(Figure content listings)
%%

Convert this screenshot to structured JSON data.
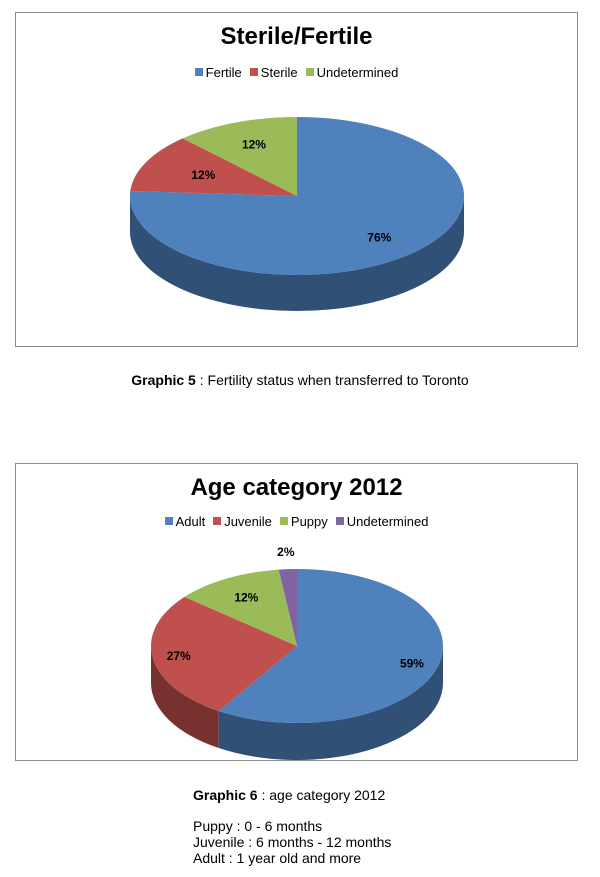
{
  "chart_data": [
    {
      "type": "pie",
      "title": "Sterile/Fertile",
      "legend_position": "top",
      "three_d": true,
      "categories": [
        "Fertile",
        "Sterile",
        "Undetermined"
      ],
      "values": [
        76,
        12,
        12
      ],
      "labels": [
        "76%",
        "12%",
        "12%"
      ],
      "colors": [
        "#4f81bd",
        "#c0504d",
        "#9bbb59"
      ]
    },
    {
      "type": "pie",
      "title": "Age category 2012",
      "legend_position": "top",
      "three_d": true,
      "categories": [
        "Adult",
        "Juvenile",
        "Puppy",
        "Undetermined"
      ],
      "values": [
        59,
        27,
        12,
        2
      ],
      "labels": [
        "59%",
        "27%",
        "12%",
        "2%"
      ],
      "colors": [
        "#4f81bd",
        "#c0504d",
        "#9bbb59",
        "#8064a2"
      ]
    }
  ],
  "captions": [
    {
      "bold": "Graphic 5",
      "text": " : Fertility status when transferred to Toronto"
    },
    {
      "bold": "Graphic 6",
      "text": " : age category 2012"
    }
  ],
  "notes": [
    "Puppy : 0 - 6 months",
    "Juvenile : 6 months - 12 months",
    "Adult : 1 year old and more"
  ]
}
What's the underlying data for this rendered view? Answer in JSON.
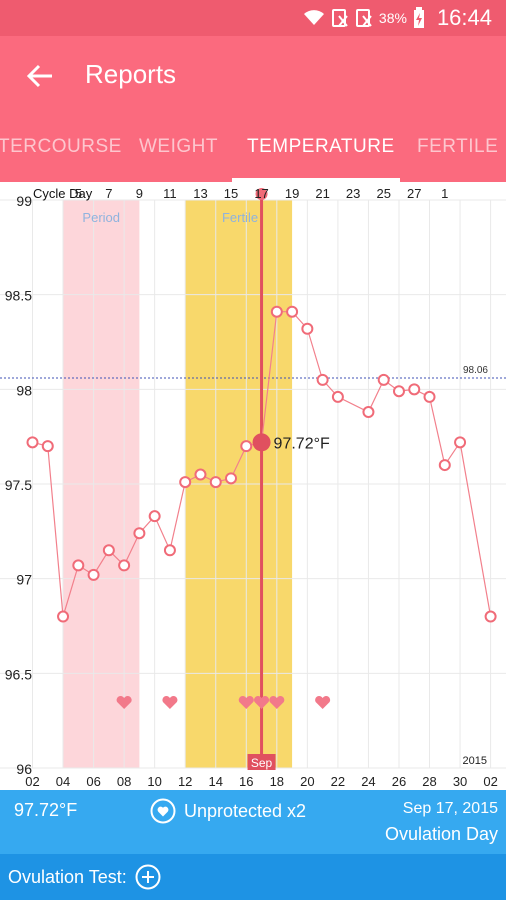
{
  "status_bar": {
    "battery": "38%",
    "time": "16:44"
  },
  "app_bar": {
    "title": "Reports"
  },
  "tabs": [
    "TERCOURSE",
    "WEIGHT",
    "TEMPERATURE",
    "FERTILE"
  ],
  "active_tab": "TEMPERATURE",
  "colors": {
    "accent": "#fb6a7e",
    "line": "#f2808c",
    "period_band": "#fdd6da",
    "fertile_band": "#f8d86b",
    "footer": "#36a9f0",
    "avg_line": "#3f51b5"
  },
  "chart_data": {
    "type": "line",
    "x_label": "Cycle Day",
    "cycle_day_ticks": [
      "5",
      "7",
      "9",
      "11",
      "13",
      "15",
      "17",
      "19",
      "21",
      "23",
      "25",
      "27",
      "1"
    ],
    "date_ticks": [
      "02",
      "04",
      "06",
      "08",
      "10",
      "12",
      "14",
      "16",
      "18",
      "20",
      "22",
      "24",
      "26",
      "28",
      "30",
      "02"
    ],
    "y_ticks": [
      "99",
      "98.5",
      "98",
      "97.5",
      "97",
      "96.5",
      "96"
    ],
    "ylim": [
      96,
      99
    ],
    "year_label": "2015",
    "month_label": "Sep",
    "period_label": "Period",
    "fertile_label": "Fertile",
    "period_range_day": [
      4,
      9
    ],
    "fertile_range_day": [
      12,
      19
    ],
    "average": {
      "value": 98.06,
      "label": "98.06"
    },
    "selected": {
      "day": 17,
      "value": 97.72,
      "label": "97.72°F"
    },
    "points": [
      {
        "day": 2,
        "value": 97.72
      },
      {
        "day": 3,
        "value": 97.7
      },
      {
        "day": 4,
        "value": 96.8
      },
      {
        "day": 5,
        "value": 97.07
      },
      {
        "day": 6,
        "value": 97.02
      },
      {
        "day": 7,
        "value": 97.15
      },
      {
        "day": 8,
        "value": 97.07
      },
      {
        "day": 9,
        "value": 97.24
      },
      {
        "day": 10,
        "value": 97.33
      },
      {
        "day": 11,
        "value": 97.15
      },
      {
        "day": 12,
        "value": 97.51
      },
      {
        "day": 13,
        "value": 97.55
      },
      {
        "day": 14,
        "value": 97.51
      },
      {
        "day": 15,
        "value": 97.53
      },
      {
        "day": 16,
        "value": 97.7
      },
      {
        "day": 17,
        "value": 97.72
      },
      {
        "day": 18,
        "value": 98.41
      },
      {
        "day": 19,
        "value": 98.41
      },
      {
        "day": 20,
        "value": 98.32
      },
      {
        "day": 21,
        "value": 98.05
      },
      {
        "day": 22,
        "value": 97.96
      },
      {
        "day": 24,
        "value": 97.88
      },
      {
        "day": 25,
        "value": 98.05
      },
      {
        "day": 26,
        "value": 97.99
      },
      {
        "day": 27,
        "value": 98.0
      },
      {
        "day": 28,
        "value": 97.96
      },
      {
        "day": 29,
        "value": 97.6
      },
      {
        "day": 30,
        "value": 97.72
      },
      {
        "day": 32,
        "value": 96.8
      }
    ],
    "intercourse_days": [
      8,
      11,
      16,
      17,
      18,
      21
    ]
  },
  "footer": {
    "temperature": "97.72°F",
    "unprotected": "Unprotected x2",
    "date": "Sep 17, 2015",
    "day_type": "Ovulation Day",
    "ovulation_test_label": "Ovulation Test:"
  }
}
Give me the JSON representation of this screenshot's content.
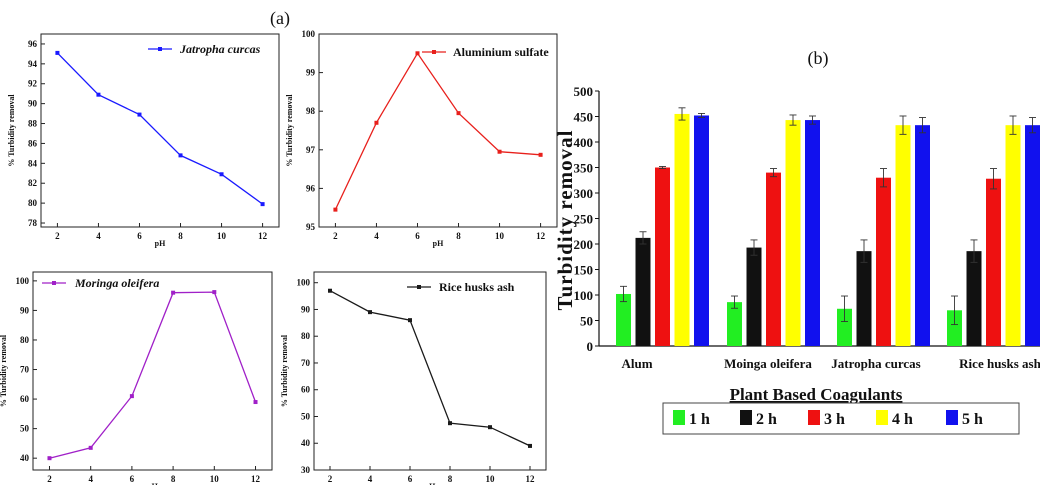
{
  "panel_labels": {
    "a": "(a)",
    "b": "(b)"
  },
  "chart_data": [
    {
      "type": "line",
      "panel": "a1",
      "legend": "Jatropha curcas",
      "color": "#1a1aff",
      "xlabel": "pH",
      "ylabel": "% Turbidity removal",
      "x": [
        2,
        4,
        6,
        8,
        10,
        12
      ],
      "y": [
        95.1,
        90.9,
        88.9,
        84.8,
        82.9,
        79.9
      ],
      "xticks": [
        2,
        4,
        6,
        8,
        10,
        12
      ],
      "yticks": [
        78,
        80,
        82,
        84,
        86,
        88,
        90,
        92,
        94,
        96
      ],
      "xlim": [
        1.2,
        12.8
      ],
      "ylim": [
        77.6,
        97.0
      ]
    },
    {
      "type": "line",
      "panel": "a2",
      "legend": "Aluminium sulfate",
      "color": "#e8201c",
      "xlabel": "pH",
      "ylabel": "% Turbidity removal",
      "x": [
        2,
        4,
        6,
        8,
        10,
        12
      ],
      "y": [
        95.45,
        97.7,
        99.5,
        97.95,
        96.95,
        96.87
      ],
      "xticks": [
        2,
        4,
        6,
        8,
        10,
        12
      ],
      "yticks": [
        95,
        96,
        97,
        98,
        99,
        100
      ],
      "xlim": [
        1.2,
        12.8
      ],
      "ylim": [
        95.0,
        100.0
      ]
    },
    {
      "type": "line",
      "panel": "a3",
      "legend": "Moringa oleifera",
      "color": "#a020c8",
      "xlabel": "pH",
      "ylabel": "% Turbidity removal",
      "x": [
        2,
        4,
        6,
        8,
        10,
        12
      ],
      "y": [
        40,
        43.5,
        61,
        96,
        96.2,
        59
      ],
      "xticks": [
        2,
        4,
        6,
        8,
        10,
        12
      ],
      "yticks": [
        40,
        50,
        60,
        70,
        80,
        90,
        100
      ],
      "xlim": [
        1.2,
        12.8
      ],
      "ylim": [
        36,
        103
      ]
    },
    {
      "type": "line",
      "panel": "a4",
      "legend": "Rice husks ash",
      "color": "#1a1a1a",
      "xlabel": "pH",
      "ylabel": "% Turbidity removal",
      "x": [
        2,
        4,
        6,
        8,
        10,
        12
      ],
      "y": [
        97,
        89,
        86,
        47.5,
        46,
        39
      ],
      "xticks": [
        2,
        4,
        6,
        8,
        10,
        12
      ],
      "yticks": [
        30,
        40,
        50,
        60,
        70,
        80,
        90,
        100
      ],
      "xlim": [
        1.2,
        12.8
      ],
      "ylim": [
        30,
        104
      ]
    },
    {
      "type": "bar",
      "panel": "b",
      "xlabel": "Plant Based Coagulants",
      "ylabel": "Turbidity removal",
      "categories": [
        "Alum",
        "Moinga oleifera",
        "Jatropha curcas",
        "Rice husks ash"
      ],
      "ylim": [
        0,
        500
      ],
      "yticks": [
        0,
        50,
        100,
        150,
        200,
        250,
        300,
        350,
        400,
        450,
        500
      ],
      "legend_position": "bottom",
      "series": [
        {
          "name": "1 h",
          "color": "#22ee22",
          "values": [
            102,
            86,
            73,
            70
          ],
          "errors": [
            15,
            12,
            25,
            28
          ]
        },
        {
          "name": "2 h",
          "color": "#111111",
          "values": [
            212,
            193,
            186,
            186
          ],
          "errors": [
            12,
            15,
            22,
            22
          ]
        },
        {
          "name": "3 h",
          "color": "#ee1111",
          "values": [
            350,
            340,
            330,
            328
          ],
          "errors": [
            2,
            8,
            18,
            20
          ]
        },
        {
          "name": "4 h",
          "color": "#ffff00",
          "values": [
            455,
            443,
            433,
            433
          ],
          "errors": [
            12,
            10,
            18,
            18
          ]
        },
        {
          "name": "5 h",
          "color": "#1111ee",
          "values": [
            452,
            443,
            433,
            433
          ],
          "errors": [
            4,
            8,
            15,
            15
          ]
        }
      ]
    }
  ]
}
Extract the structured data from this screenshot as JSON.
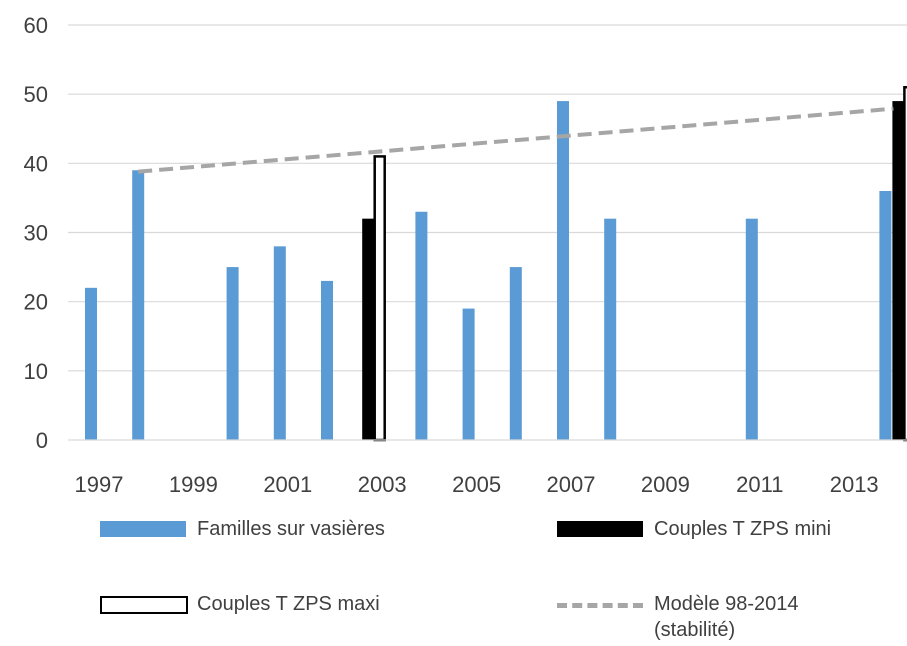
{
  "chart_data": {
    "type": "bar",
    "years": [
      1997,
      1998,
      1999,
      2000,
      2001,
      2002,
      2003,
      2004,
      2005,
      2006,
      2007,
      2008,
      2009,
      2010,
      2011,
      2012,
      2013,
      2014
    ],
    "x_tick_labels": [
      "1997",
      "1999",
      "2001",
      "2003",
      "2005",
      "2007",
      "2009",
      "2011",
      "2013"
    ],
    "y_ticks": [
      "0",
      "10",
      "20",
      "30",
      "40",
      "50",
      "60"
    ],
    "ylim": [
      0,
      60
    ],
    "grid": true,
    "legend_position": "bottom",
    "series": [
      {
        "name": "Familles sur vasières",
        "kind": "bar",
        "color": "#5b9bd5",
        "values": [
          22,
          39,
          null,
          25,
          28,
          23,
          null,
          33,
          19,
          25,
          49,
          32,
          null,
          null,
          32,
          null,
          null,
          36
        ]
      },
      {
        "name": "Couples T ZPS mini",
        "kind": "bar",
        "color": "#000000",
        "values": [
          null,
          null,
          null,
          null,
          null,
          null,
          32,
          null,
          null,
          null,
          null,
          null,
          null,
          null,
          null,
          null,
          null,
          49
        ]
      },
      {
        "name": "Couples T ZPS maxi",
        "kind": "bar-outline",
        "color": "#000000",
        "values": [
          null,
          null,
          null,
          null,
          null,
          null,
          41,
          null,
          null,
          null,
          null,
          null,
          null,
          null,
          null,
          null,
          null,
          51
        ]
      },
      {
        "name": "Modèle 98-2014\n(stabilité)",
        "kind": "dashed-line",
        "color": "#a6a6a6",
        "from": {
          "x": 1998,
          "y": 38.8
        },
        "to": {
          "x": 2014,
          "y": 47.9
        }
      }
    ]
  },
  "legend": {
    "families": "Familles sur vasières",
    "mini": "Couples T ZPS mini",
    "maxi": "Couples T ZPS maxi",
    "model_line1": "Modèle 98-2014",
    "model_line2": "(stabilité)"
  }
}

%%

◆ **Problem to solve**
Using the records given above, list every line that includes the word "Ovulation".

◆ **Written answer**
    "day_type": "Ovulation Day",
    "ovulation_test_label": "Ovulation Test:"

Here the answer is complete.